*** Provided entries ***
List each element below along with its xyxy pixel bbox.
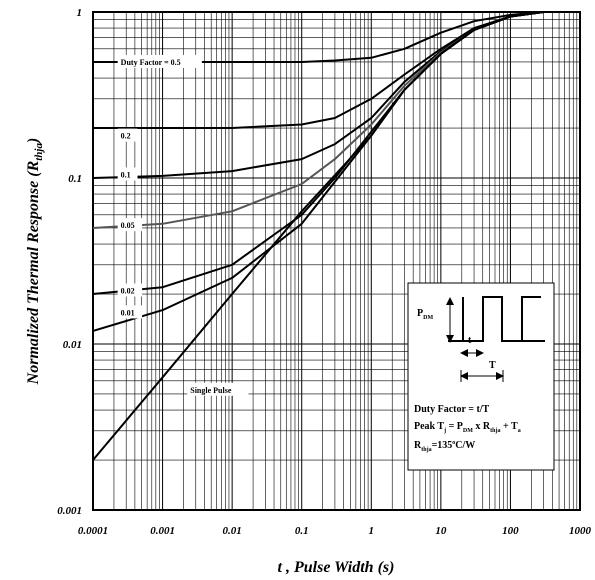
y-axis-title-main: Normalized Thermal Response (R (25, 160, 42, 385)
curve-label-bg (117, 54, 202, 68)
plot-frame (92, 11, 581, 511)
curve-label-bg (187, 382, 249, 396)
waveform-baseline (448, 297, 464, 342)
x-tick-label: 0.0001 (78, 525, 108, 537)
t-arrowhead-right (476, 349, 484, 357)
inset-line2: Peak Tj = PDM x Rthja + Ta (414, 421, 521, 434)
x-tick-label: 1 (369, 525, 375, 537)
t-arrowhead-left (460, 349, 468, 357)
inset-line2-sub2: DM (463, 428, 473, 434)
pdm-arrowhead-up (446, 297, 454, 305)
curve-label-6: Single Pulse (190, 386, 232, 395)
inset-line3-a: R (414, 440, 422, 451)
series-line-0 (93, 11, 580, 63)
pdm-arrowhead-down (446, 335, 454, 343)
curve-label-0: Duty Factor = 0.5 (121, 58, 181, 67)
curve-labels: Duty Factor = 0.5 0.2 0.1 0.05 0.02 0.01 Singl… (117, 54, 249, 396)
curve-label-bg (117, 128, 138, 142)
inset-line2-sub4: a (518, 428, 521, 434)
x-axis-title: t , Pulse Width (s) (278, 559, 395, 576)
curve-label-bg (117, 218, 143, 232)
curve-label-bg (117, 305, 143, 319)
inset-line1: Duty Factor = t/T (414, 404, 490, 415)
inset-line2-b: = P (446, 421, 463, 432)
T-arrowhead-left (460, 372, 468, 380)
y-tick-label: 0.1 (68, 173, 82, 185)
curve-label-3: 0.05 (121, 221, 135, 230)
x-tick-label: 1000 (569, 525, 592, 537)
curve-label-4: 0.02 (121, 287, 135, 296)
inset-line2-a: Peak T (414, 421, 444, 432)
y-tick-label: 0.01 (63, 339, 82, 351)
x-tick-label: 0.1 (295, 525, 309, 537)
inset-line2-d: + T (501, 421, 519, 432)
curve-label-1: 0.2 (121, 132, 131, 141)
y-tick-label: 0.001 (57, 505, 82, 517)
inset-line2-sub3: thja (490, 428, 500, 434)
y-axis-title: Normalized Thermal Response (Rthja) (25, 138, 45, 386)
y-axis-title-sub: thja (33, 143, 45, 161)
duty-factor-inset: PDM t T Duty Factor = t/T Peak Tj = PDM … (407, 282, 555, 471)
grid (92, 12, 580, 511)
inset-line3-b: =135 (432, 440, 453, 451)
x-tick-label: 100 (502, 525, 519, 537)
curve-label-bg (117, 283, 143, 297)
t-label: t (468, 335, 472, 346)
inset-line2-sub1: j (443, 428, 446, 434)
series-group (92, 11, 580, 461)
inset-line3: Rthja=135oC/W (414, 440, 475, 453)
tick-labels: 0.0001 0.001 0.01 0.1 1 10 100 1000 0.001 0.01 0.1… (57, 7, 591, 537)
y-axis-title-close: ) (25, 138, 42, 145)
series-line-6 (92, 11, 580, 461)
curve-label-2: 0.1 (121, 170, 131, 179)
pulse-waveform (463, 296, 541, 342)
curve-label-bg (117, 167, 138, 181)
curve-label-5: 0.01 (121, 308, 135, 317)
inset-line3-c: C/W (455, 440, 475, 451)
T-label: T (489, 360, 496, 371)
x-tick-label: 0.001 (150, 525, 175, 537)
pdm-label: P (417, 308, 423, 319)
T-arrowhead-right (496, 372, 504, 380)
pdm-sub: DM (423, 315, 433, 321)
inset-line2-c: x R (473, 421, 491, 432)
svg-text:PDM: PDM (417, 308, 433, 321)
x-tick-label: 10 (435, 525, 447, 537)
y-tick-label: 1 (77, 7, 83, 19)
inset-line3-sup: o (452, 440, 455, 446)
x-tick-label: 0.01 (223, 525, 242, 537)
inset-line3-sub: thja (421, 447, 431, 453)
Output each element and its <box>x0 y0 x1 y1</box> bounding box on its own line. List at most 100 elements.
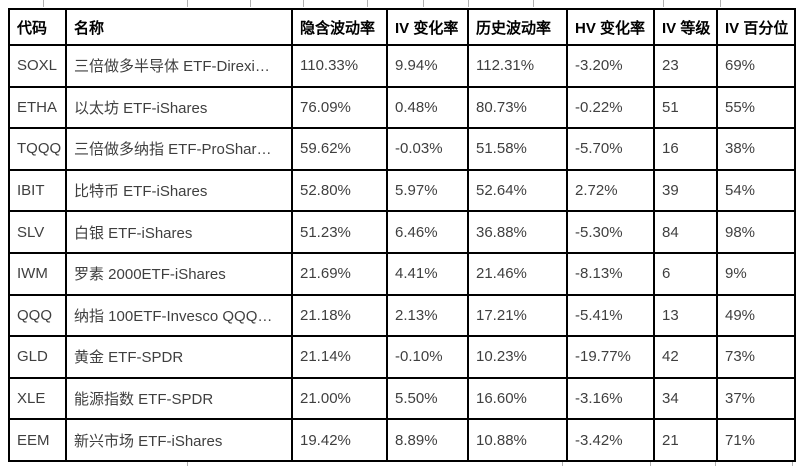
header-row: 代码 名称 隐含波动率 IV 变化率 历史波动率 HV 变化率 IV 等级 IV… <box>8 8 796 46</box>
cell-iv-change: 2.13% <box>386 293 469 338</box>
cell-iv-change: 5.50% <box>386 376 469 421</box>
column-header-code: 代码 <box>8 8 67 46</box>
cell-code: TQQQ <box>8 127 67 171</box>
table-row[interactable]: QQQ 纳指 100ETF-Invesco QQQ… 21.18% 2.13% 17.2… <box>8 293 796 338</box>
cell-hv: 52.64% <box>467 168 568 213</box>
cell-hv: 36.88% <box>467 210 568 254</box>
column-header-name: 名称 <box>65 8 293 46</box>
crop-gridline <box>43 0 44 7</box>
cell-name: 能源指数 ETF-SPDR <box>65 376 293 421</box>
column-header-hv-change: HV 变化率 <box>566 8 655 46</box>
cell-hv-change: 2.72% <box>566 168 655 213</box>
cell-hv: 16.60% <box>467 376 568 421</box>
table-row[interactable]: XLE 能源指数 ETF-SPDR 21.00% 5.50% 16.60% -3.16% 3… <box>8 376 796 421</box>
cell-hv: 51.58% <box>467 127 568 171</box>
cell-name: 以太坊 ETF-iShares <box>65 85 293 130</box>
cell-iv: 21.00% <box>291 376 388 421</box>
cell-iv-percentile: 71% <box>716 418 796 462</box>
cell-iv-rank: 84 <box>653 210 718 254</box>
cell-iv-change: 4.41% <box>386 251 469 296</box>
cell-iv-rank: 34 <box>653 376 718 421</box>
etf-volatility-table: 代码 名称 隐含波动率 IV 变化率 历史波动率 HV 变化率 IV 等级 IV… <box>8 8 796 462</box>
crop-gridline <box>250 0 251 7</box>
cell-iv-percentile: 98% <box>716 210 796 254</box>
cell-iv-rank: 21 <box>653 418 718 462</box>
cell-hv-change: -5.70% <box>566 127 655 171</box>
crop-gridline <box>468 0 469 7</box>
cell-iv-change: -0.03% <box>386 127 469 171</box>
table-body: SOXL 三倍做多半导体 ETF-Direxi… 110.33% 9.94% 112.3… <box>8 44 796 462</box>
cell-iv: 19.42% <box>291 418 388 462</box>
table-header: 代码 名称 隐含波动率 IV 变化率 历史波动率 HV 变化率 IV 等级 IV… <box>8 8 796 46</box>
cell-code: EEM <box>8 418 67 462</box>
cell-iv: 52.80% <box>291 168 388 213</box>
cell-name: 纳指 100ETF-Invesco QQQ… <box>65 293 293 338</box>
cell-hv-change: -19.77% <box>566 335 655 379</box>
cell-hv: 80.73% <box>467 85 568 130</box>
cell-iv: 110.33% <box>291 44 388 88</box>
cell-hv: 10.88% <box>467 418 568 462</box>
cell-iv: 21.18% <box>291 293 388 338</box>
table-row[interactable]: ETHA 以太坊 ETF-iShares 76.09% 0.48% 80.73% -0.2… <box>8 85 796 130</box>
cell-iv-percentile: 38% <box>716 127 796 171</box>
cell-iv-change: 9.94% <box>386 44 469 88</box>
cell-name: 三倍做多纳指 ETF-ProShar… <box>65 127 293 171</box>
cell-hv: 112.31% <box>467 44 568 88</box>
table-row[interactable]: IWM 罗素 2000ETF-iShares 21.69% 4.41% 21.46% -8… <box>8 251 796 296</box>
table-row[interactable]: SOXL 三倍做多半导体 ETF-Direxi… 110.33% 9.94% 112.3… <box>8 44 796 88</box>
crop-gridline <box>367 0 368 7</box>
cell-code: SLV <box>8 210 67 254</box>
crop-gridline <box>650 460 651 466</box>
cell-code: SOXL <box>8 44 67 88</box>
cell-code: QQQ <box>8 293 67 338</box>
table-row[interactable]: EEM 新兴市场 ETF-iShares 19.42% 8.89% 10.88% -3.4… <box>8 418 796 462</box>
column-header-iv-rank: IV 等级 <box>653 8 718 46</box>
cell-hv-change: -0.22% <box>566 85 655 130</box>
crop-gridline <box>187 0 188 7</box>
crop-gridline <box>792 460 793 466</box>
cell-iv: 21.14% <box>291 335 388 379</box>
cell-code: XLE <box>8 376 67 421</box>
cell-hv: 10.23% <box>467 335 568 379</box>
crop-gridline <box>562 460 563 466</box>
cell-iv-change: 6.46% <box>386 210 469 254</box>
cell-iv-rank: 13 <box>653 293 718 338</box>
cell-code: GLD <box>8 335 67 379</box>
cell-iv-change: 0.48% <box>386 85 469 130</box>
cell-iv-percentile: 69% <box>716 44 796 88</box>
cell-name: 黄金 ETF-SPDR <box>65 335 293 379</box>
cell-hv: 17.21% <box>467 293 568 338</box>
table-row[interactable]: IBIT 比特币 ETF-iShares 52.80% 5.97% 52.64% 2.72… <box>8 168 796 213</box>
cell-code: IBIT <box>8 168 67 213</box>
crop-gridline <box>720 0 721 7</box>
cell-iv-change: 8.89% <box>386 418 469 462</box>
cell-iv: 76.09% <box>291 85 388 130</box>
cell-name: 新兴市场 ETF-iShares <box>65 418 293 462</box>
crop-gridline <box>187 460 188 466</box>
cell-iv: 59.62% <box>291 127 388 171</box>
cell-iv-rank: 42 <box>653 335 718 379</box>
crop-gridline <box>423 0 424 7</box>
table-row[interactable]: GLD 黄金 ETF-SPDR 21.14% -0.10% 10.23% -19.77% 4… <box>8 335 796 379</box>
cell-name: 比特币 ETF-iShares <box>65 168 293 213</box>
column-header-iv-change: IV 变化率 <box>386 8 469 46</box>
column-header-iv: 隐含波动率 <box>291 8 388 46</box>
crop-gridline <box>715 460 716 466</box>
column-header-hv: 历史波动率 <box>467 8 568 46</box>
cell-hv: 21.46% <box>467 251 568 296</box>
cell-iv-rank: 39 <box>653 168 718 213</box>
cell-iv: 51.23% <box>291 210 388 254</box>
table-row[interactable]: TQQQ 三倍做多纳指 ETF-ProShar… 59.62% -0.03% 51.58… <box>8 127 796 171</box>
cell-code: IWM <box>8 251 67 296</box>
cell-name: 白银 ETF-iShares <box>65 210 293 254</box>
cell-iv-change: -0.10% <box>386 335 469 379</box>
cell-iv: 21.69% <box>291 251 388 296</box>
cell-iv-percentile: 55% <box>716 85 796 130</box>
table-row[interactable]: SLV 白银 ETF-iShares 51.23% 6.46% 36.88% -5.30%… <box>8 210 796 254</box>
cell-hv-change: -3.42% <box>566 418 655 462</box>
cell-iv-rank: 51 <box>653 85 718 130</box>
cell-iv-percentile: 54% <box>716 168 796 213</box>
crop-gridline <box>663 0 664 7</box>
cell-hv-change: -3.16% <box>566 376 655 421</box>
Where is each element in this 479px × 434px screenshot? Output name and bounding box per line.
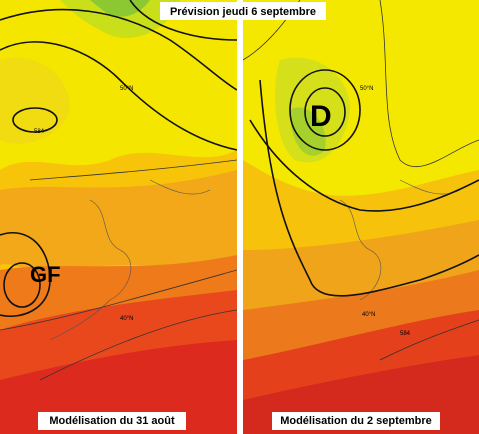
lat-label: 50°N: [360, 86, 373, 92]
caption: Modélisation du 31 août: [49, 415, 175, 427]
system-label: D: [310, 100, 332, 133]
right-map: D 584 50°N 40°N: [243, 0, 479, 434]
caption: Modélisation du 2 septembre: [280, 415, 432, 427]
title-box: [160, 2, 326, 20]
contour-label: 584: [34, 129, 45, 135]
caption-box: [38, 412, 186, 430]
system-label: GF: [30, 262, 61, 287]
lat-label: 50°N: [120, 86, 133, 92]
title: Prévision jeudi 6 septembre: [170, 6, 316, 18]
lat-label: 40°N: [120, 316, 133, 322]
contour-label: 584: [400, 331, 411, 337]
caption-box: [272, 412, 440, 430]
lat-label: 40°N: [362, 312, 375, 318]
left-map: GF 584 50°N 40°N: [0, 0, 237, 434]
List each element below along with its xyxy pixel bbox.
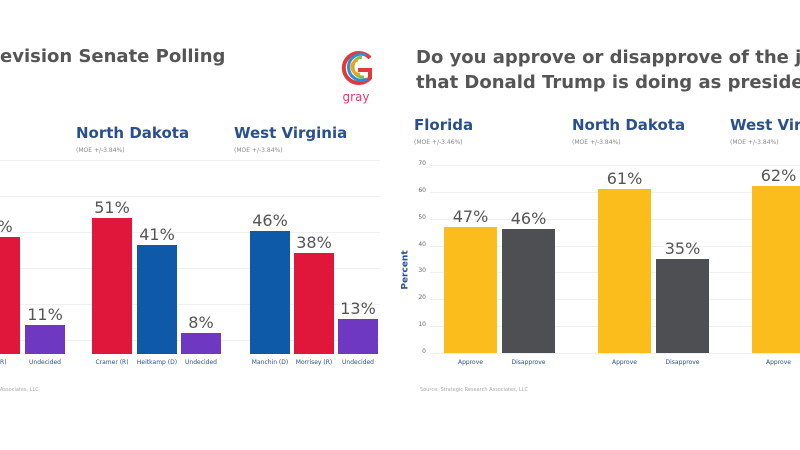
bar-value-label: 47%	[452, 206, 489, 226]
y-tick-label: 20	[418, 294, 426, 302]
gray-logo-icon	[341, 51, 372, 85]
bar-category-label: Undecided	[29, 359, 61, 366]
gridline	[430, 165, 800, 166]
moe-label: (MOE +/-3.84%)	[572, 139, 621, 146]
bar-category-label: Disapprove	[511, 359, 546, 366]
y-tick-label: 70	[418, 160, 426, 167]
left-title: evision Senate Polling	[0, 46, 226, 67]
y-tick-label: 60	[418, 186, 426, 194]
moe-label: (MOE +/-3.84%)	[234, 147, 283, 154]
bar	[752, 186, 800, 353]
y-tick-label: 30	[418, 267, 426, 275]
bar-value-label: 46%	[510, 209, 547, 229]
moe-label: (MOE +/-3.46%)	[414, 139, 463, 146]
bar-category-label: Approve	[766, 359, 791, 366]
bar-category-label: Cramer (R)	[95, 359, 129, 366]
bar-value-label: 8%	[188, 312, 214, 332]
y-tick-label: 10	[418, 321, 426, 329]
bar	[250, 231, 290, 354]
bar	[598, 189, 651, 353]
bar-value-label: 38%	[296, 232, 332, 252]
bar-category-label: Heitkamp (D)	[136, 359, 178, 366]
bar	[25, 324, 65, 354]
moe-label: (MOE +/-3.84%)	[76, 147, 125, 154]
bar	[444, 226, 497, 353]
bar	[0, 236, 20, 354]
bar	[137, 244, 177, 354]
bar	[656, 259, 709, 353]
bar	[338, 319, 378, 354]
y-tick-label: 0	[422, 348, 426, 355]
bar-value-label: 13%	[340, 299, 376, 319]
state-label: Florida	[414, 116, 474, 134]
gridline	[0, 160, 380, 161]
bar-value-label: 62%	[760, 166, 797, 186]
bar-value-label: 4%	[0, 217, 30, 236]
bar	[181, 332, 221, 354]
bar-value-label: 11%	[27, 304, 63, 324]
gray-logo: gray	[336, 48, 376, 104]
bar	[92, 217, 132, 354]
y-tick-label: 50	[418, 213, 426, 221]
bar-category-label: Morrisey (R)	[295, 359, 333, 366]
bar-category-label: Disapprove	[665, 359, 700, 366]
bar-category-label: Approve	[458, 359, 483, 366]
gridline	[430, 353, 800, 354]
gray-logo-text: gray	[342, 90, 370, 104]
state-label: West Virg	[730, 116, 800, 134]
bar-category-label: Manchin (D)	[251, 359, 289, 366]
bar-value-label: 61%	[606, 169, 643, 189]
bar-value-label: 51%	[94, 197, 130, 217]
bar-value-label: 46%	[252, 211, 288, 231]
gridline	[0, 304, 380, 305]
right-title-line1: Do you approve or disapprove of the job	[416, 47, 800, 68]
bar-category-label: Approve	[612, 359, 637, 366]
y-tick-label: 40	[418, 240, 426, 248]
bar-category-label: t (R)	[0, 359, 7, 366]
bar-category-label: Undecided	[342, 359, 374, 366]
bar-value-label: 35%	[664, 239, 701, 258]
left-source: Associates, LLC	[0, 387, 39, 393]
right-source: Source: Strategic Research Associates, L…	[420, 387, 528, 393]
moe-label: (MOE +/-3.84%)	[730, 139, 779, 146]
state-label: West Virginia	[234, 124, 348, 142]
bar	[502, 229, 555, 353]
gridline	[0, 196, 380, 197]
bar-value-label: 41%	[139, 224, 175, 244]
state-label: North Dakota	[76, 124, 190, 142]
gridline	[0, 232, 380, 233]
state-label: North Dakota	[572, 116, 686, 134]
gridline	[0, 268, 380, 269]
bar	[294, 252, 334, 354]
right-title-line2: that Donald Trump is doing as president?	[416, 72, 800, 93]
bar-category-label: Undecided	[185, 359, 217, 366]
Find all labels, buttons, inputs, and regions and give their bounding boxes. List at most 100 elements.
***
__What the task requires__: Between the lines holding "header-row: 代码 名称" and "cell-iv-change: -0.03% <box>386", inclusive, express each line of the records as one string in a JSON list, leaving out any blank lines.

__Answer for the task__:
[
  "header-row: 代码 名称 隐含波动率 IV 变化率 历史波动率 HV 变化率 IV 等级 IV… <box>8 8 796 46</box>",
  "cell-iv-change: 2.13% <box>386 293 469 338</box>",
  "cell-iv-change: 5.50% <box>386 376 469 421</box>",
  "column-header-code: 代码 <box>8 8 67 46</box>",
  "cell-code: TQQQ <box>8 127 67 171</box>",
  "table-row[interactable]: QQQ 纳指 100ETF-Invesco QQQ… 21.18% 2.13% 17.2… <box>8 293 796 338</box>",
  "cell-hv: 52.64% <box>467 168 568 213</box>",
  "cell-hv: 36.88% <box>467 210 568 254</box>",
  "column-header-name: 名称 <box>65 8 293 46</box>",
  "crop-gridline <box>43 0 44 7</box>",
  "cell-name: 能源指数 ETF-SPDR <box>65 376 293 421</box>",
  "column-header-hv-change: HV 变化率 <box>566 8 655 46</box>",
  "cell-hv-change: 2.72% <box>566 168 655 213</box>",
  "cell-hv: 16.60% <box>467 376 568 421</box>",
  "table-row[interactable]: XLE 能源指数 ETF-SPDR 21.00% 5.50% 16.60% -3.16% 3… <box>8 376 796 421</box>",
  "cell-hv: 51.58% <box>467 127 568 171</box>",
  "cell-name: 以太坊 ETF-iShares <box>65 85 293 130</box>",
  "cell-iv: 21.00% <box>291 376 388 421</box>",
  "cell-iv-percentile: 71% <box>716 418 796 462</box>",
  "cell-iv-rank: 84 <box>653 210 718 254</box>",
  "cell-iv-change: 4.41% <box>386 251 469 296</box>",
  "cell-iv-rank: 34 <box>653 376 718 421</box>",
  "etf-volatility-table: 代码 名称 隐含波动率 IV 变化率 历史波动率 HV 变化率 IV 等级 IV… <box>8 8 796 462</box>",
  "crop-gridline <box>250 0 251 7</box>",
  "cell-iv-percentile: 98% <box>716 210 796 254</box>",
  "cell-iv-rank: 21 <box>653 418 718 462</box>",
  "cell-hv-change: -5.70% <box>566 127 655 171</box>",
  "crop-gridline <box>468 0 469 7</box>",
  "cell-iv-change: -0.03% <box>386 127 469 171</box>"
]